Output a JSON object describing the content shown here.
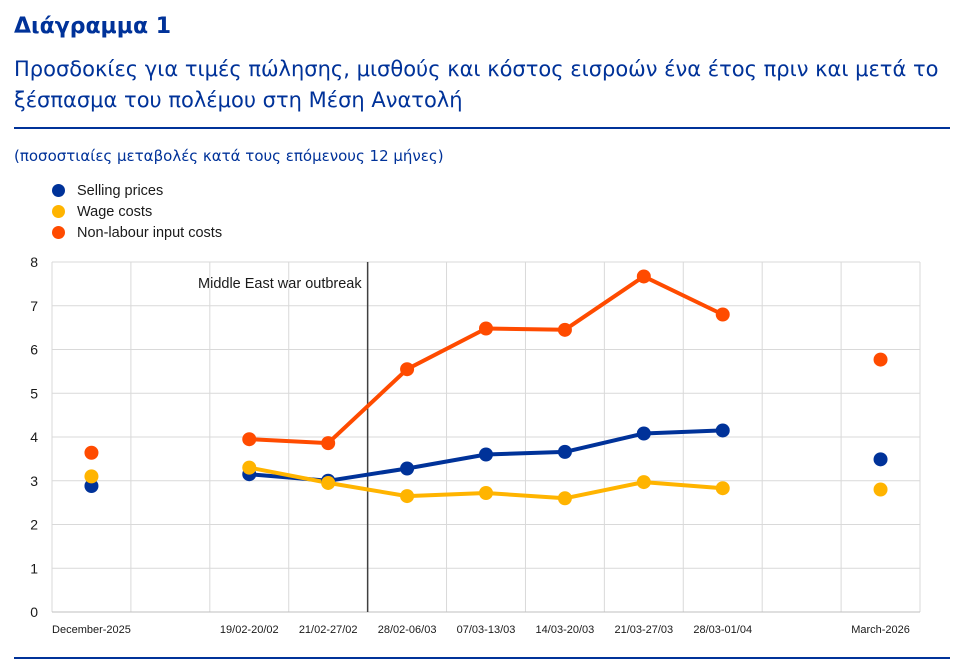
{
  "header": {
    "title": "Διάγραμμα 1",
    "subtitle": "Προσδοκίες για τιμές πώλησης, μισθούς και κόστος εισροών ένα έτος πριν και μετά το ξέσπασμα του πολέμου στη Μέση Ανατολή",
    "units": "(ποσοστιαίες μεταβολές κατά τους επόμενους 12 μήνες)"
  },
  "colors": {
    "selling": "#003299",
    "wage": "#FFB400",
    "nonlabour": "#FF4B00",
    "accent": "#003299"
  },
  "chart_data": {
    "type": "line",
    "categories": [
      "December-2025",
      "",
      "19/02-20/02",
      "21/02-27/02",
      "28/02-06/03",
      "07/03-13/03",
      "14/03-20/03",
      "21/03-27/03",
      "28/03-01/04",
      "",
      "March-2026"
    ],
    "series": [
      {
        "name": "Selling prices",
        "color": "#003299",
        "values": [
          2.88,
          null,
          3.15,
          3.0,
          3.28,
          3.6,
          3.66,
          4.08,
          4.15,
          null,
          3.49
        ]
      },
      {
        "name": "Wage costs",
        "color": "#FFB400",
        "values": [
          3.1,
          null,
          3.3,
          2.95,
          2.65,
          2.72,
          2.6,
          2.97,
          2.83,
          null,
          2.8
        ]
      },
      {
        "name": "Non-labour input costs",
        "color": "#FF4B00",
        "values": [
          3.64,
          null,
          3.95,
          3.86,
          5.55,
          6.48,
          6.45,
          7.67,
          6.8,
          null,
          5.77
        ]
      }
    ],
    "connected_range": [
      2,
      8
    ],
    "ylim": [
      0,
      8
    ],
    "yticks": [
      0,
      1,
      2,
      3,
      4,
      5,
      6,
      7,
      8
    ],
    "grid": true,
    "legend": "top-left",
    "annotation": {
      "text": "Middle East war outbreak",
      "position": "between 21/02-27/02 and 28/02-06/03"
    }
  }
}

□ □ □ □

■ To be done
Transcribe the listing above verbatim. Omit the pictures.

■ Task result
Output a JSON object describing the content shown here.
{
  "header": {
    "title": "Διάγραμμα 1",
    "subtitle": "Προσδοκίες για τιμές πώλησης, μισθούς και κόστος εισροών ένα έτος πριν και μετά το ξέσπασμα του πολέμου στη Μέση Ανατολή",
    "units": "(ποσοστιαίες μεταβολές κατά τους επόμενους 12 μήνες)"
  },
  "colors": {
    "selling": "#003299",
    "wage": "#FFB400",
    "nonlabour": "#FF4B00",
    "accent": "#003299"
  },
  "chart_data": {
    "type": "line",
    "categories": [
      "December-2025",
      "",
      "19/02-20/02",
      "21/02-27/02",
      "28/02-06/03",
      "07/03-13/03",
      "14/03-20/03",
      "21/03-27/03",
      "28/03-01/04",
      "",
      "March-2026"
    ],
    "series": [
      {
        "name": "Selling prices",
        "color": "#003299",
        "values": [
          2.88,
          null,
          3.15,
          3.0,
          3.28,
          3.6,
          3.66,
          4.08,
          4.15,
          null,
          3.49
        ]
      },
      {
        "name": "Wage costs",
        "color": "#FFB400",
        "values": [
          3.1,
          null,
          3.3,
          2.95,
          2.65,
          2.72,
          2.6,
          2.97,
          2.83,
          null,
          2.8
        ]
      },
      {
        "name": "Non-labour input costs",
        "color": "#FF4B00",
        "values": [
          3.64,
          null,
          3.95,
          3.86,
          5.55,
          6.48,
          6.45,
          7.67,
          6.8,
          null,
          5.77
        ]
      }
    ],
    "connected_range": [
      2,
      8
    ],
    "ylim": [
      0,
      8
    ],
    "yticks": [
      0,
      1,
      2,
      3,
      4,
      5,
      6,
      7,
      8
    ],
    "grid": true,
    "legend": "top-left",
    "annotation": {
      "text": "Middle East war outbreak",
      "position": "between 21/02-27/02 and 28/02-06/03"
    }
  }
}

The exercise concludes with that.